> **Exercise description**
Every entry that follows needs to be repeated exactly.

Extracted records:
********

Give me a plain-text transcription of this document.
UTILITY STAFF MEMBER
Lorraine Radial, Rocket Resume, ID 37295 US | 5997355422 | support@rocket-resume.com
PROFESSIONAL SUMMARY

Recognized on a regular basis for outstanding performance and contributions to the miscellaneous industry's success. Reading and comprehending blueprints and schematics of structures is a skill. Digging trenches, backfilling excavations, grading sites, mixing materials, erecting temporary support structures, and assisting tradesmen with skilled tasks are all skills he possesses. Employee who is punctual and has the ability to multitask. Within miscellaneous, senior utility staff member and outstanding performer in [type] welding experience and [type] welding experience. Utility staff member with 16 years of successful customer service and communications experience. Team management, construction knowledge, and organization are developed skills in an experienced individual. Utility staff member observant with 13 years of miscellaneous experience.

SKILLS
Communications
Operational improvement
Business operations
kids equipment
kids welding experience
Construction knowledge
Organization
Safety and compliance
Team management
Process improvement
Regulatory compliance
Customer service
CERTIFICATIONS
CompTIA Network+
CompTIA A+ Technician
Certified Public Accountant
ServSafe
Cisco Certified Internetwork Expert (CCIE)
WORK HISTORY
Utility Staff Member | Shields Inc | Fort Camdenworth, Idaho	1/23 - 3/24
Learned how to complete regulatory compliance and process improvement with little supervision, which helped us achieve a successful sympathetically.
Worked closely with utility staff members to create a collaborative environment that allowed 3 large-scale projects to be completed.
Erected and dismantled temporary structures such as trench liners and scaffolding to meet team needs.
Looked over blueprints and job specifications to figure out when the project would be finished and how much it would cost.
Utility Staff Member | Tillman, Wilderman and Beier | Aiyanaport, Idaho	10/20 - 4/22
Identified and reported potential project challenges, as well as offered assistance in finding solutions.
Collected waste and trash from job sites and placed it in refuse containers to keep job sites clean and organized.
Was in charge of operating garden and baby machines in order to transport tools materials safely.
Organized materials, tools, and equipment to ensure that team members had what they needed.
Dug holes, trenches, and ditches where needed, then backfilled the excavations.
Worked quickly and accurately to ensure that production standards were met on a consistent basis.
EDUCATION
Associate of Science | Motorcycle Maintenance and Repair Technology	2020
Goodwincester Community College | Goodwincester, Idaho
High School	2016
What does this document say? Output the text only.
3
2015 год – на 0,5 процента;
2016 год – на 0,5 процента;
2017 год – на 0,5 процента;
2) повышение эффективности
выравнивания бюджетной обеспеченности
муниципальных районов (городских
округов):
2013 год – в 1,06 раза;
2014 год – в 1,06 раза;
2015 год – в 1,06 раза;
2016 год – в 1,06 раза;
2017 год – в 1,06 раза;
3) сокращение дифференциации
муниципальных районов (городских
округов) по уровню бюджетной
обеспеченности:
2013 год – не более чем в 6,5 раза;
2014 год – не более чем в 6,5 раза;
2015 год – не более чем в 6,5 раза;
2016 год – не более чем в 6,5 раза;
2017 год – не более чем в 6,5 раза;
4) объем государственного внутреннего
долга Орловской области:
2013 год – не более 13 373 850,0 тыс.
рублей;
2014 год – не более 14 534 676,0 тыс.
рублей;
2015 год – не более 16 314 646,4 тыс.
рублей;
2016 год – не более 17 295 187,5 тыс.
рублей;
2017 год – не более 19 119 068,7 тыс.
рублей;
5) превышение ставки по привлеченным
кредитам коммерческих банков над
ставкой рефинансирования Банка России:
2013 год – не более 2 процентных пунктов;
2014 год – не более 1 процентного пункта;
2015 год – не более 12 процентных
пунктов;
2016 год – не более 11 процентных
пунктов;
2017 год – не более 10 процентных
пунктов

********

> **Solution to this task**
Give me a plain-text transcription of this document.
UTILITY STAFF MEMBER
Lorraine Radial, Rocket Resume, ID 37295 US | 5997355422 | support@rocket-resume.com
PROFESSIONAL SUMMARY

Recognized on a regular basis for outstanding performance and contributions to the miscellaneous industry's success. Reading and comprehending blueprints and schematics of structures is a skill. Digging trenches, backfilling excavations, grading sites, mixing materials, erecting temporary support structures, and assisting tradesmen with skilled tasks are all skills he possesses. Employee who is punctual and has the ability to multitask. Within miscellaneous, senior utility staff member and outstanding performer in [type] welding experience and [type] welding experience. Utility staff member with 16 years of successful customer service and communications experience. Team management, construction knowledge, and organization are developed skills in an experienced individual. Utility staff member observant with 13 years of miscellaneous experience.

SKILLS
Communications
Operational improvement
Business operations
kids equipment
kids welding experience
Construction knowledge
Organization
Safety and compliance
Team management
Process improvement
Regulatory compliance
Customer service
CERTIFICATIONS
CompTIA Network+
CompTIA A+ Technician
Certified Public Accountant
ServSafe
Cisco Certified Internetwork Expert (CCIE)
WORK HISTORY
Utility Staff Member | Shields Inc | Fort Camdenworth, Idaho	1/23 - 3/24
Learned how to complete regulatory compliance and process improvement with little supervision, which helped us achieve a successful sympathetically.
Worked closely with utility staff members to create a collaborative environment that allowed 3 large-scale projects to be completed.
Erected and dismantled temporary structures such as trench liners and scaffolding to meet team needs.
Looked over blueprints and job specifications to figure out when the project would be finished and how much it would cost.
Utility Staff Member | Tillman, Wilderman and Beier | Aiyanaport, Idaho	10/20 - 4/22
Identified and reported potential project challenges, as well as offered assistance in finding solutions.
Collected waste and trash from job sites and placed it in refuse containers to keep job sites clean and organized.
Was in charge of operating garden and baby machines in order to transport tools materials safely.
Organized materials, tools, and equipment to ensure that team members had what they needed.
Dug holes, trenches, and ditches where needed, then backfilled the excavations.
Worked quickly and accurately to ensure that production standards were met on a consistent basis.
EDUCATION
Associate of Science | Motorcycle Maintenance and Repair Technology	2020
Goodwincester Community College | Goodwincester, Idaho
High School	2016
What does this document say? Output the text only.
3
2015 год – на 0,5 процента;
2016 год – на 0,5 процента;
2017 год – на 0,5 процента;
2) повышение эффективности
выравнивания бюджетной обеспеченности
муниципальных районов (городских
округов):
2013 год – в 1,06 раза;
2014 год – в 1,06 раза;
2015 год – в 1,06 раза;
2016 год – в 1,06 раза;
2017 год – в 1,06 раза;
3) сокращение дифференциации
муниципальных районов (городских
округов) по уровню бюджетной
обеспеченности:
2013 год – не более чем в 6,5 раза;
2014 год – не более чем в 6,5 раза;
2015 год – не более чем в 6,5 раза;
2016 год – не более чем в 6,5 раза;
2017 год – не более чем в 6,5 раза;
4) объем государственного внутреннего
долга Орловской области:
2013 год – не более 13 373 850,0 тыс.
рублей;
2014 год – не более 14 534 676,0 тыс.
рублей;
2015 год – не более 16 314 646,4 тыс.
рублей;
2016 год – не более 17 295 187,5 тыс.
рублей;
2017 год – не более 19 119 068,7 тыс.
рублей;
5) превышение ставки по привлеченным
кредитам коммерческих банков над
ставкой рефинансирования Банка России:
2013 год – не более 2 процентных пунктов;
2014 год – не более 1 процентного пункта;
2015 год – не более 12 процентных
пунктов;
2016 год – не более 11 процентных
пунктов;
2017 год – не более 10 процентных
пунктов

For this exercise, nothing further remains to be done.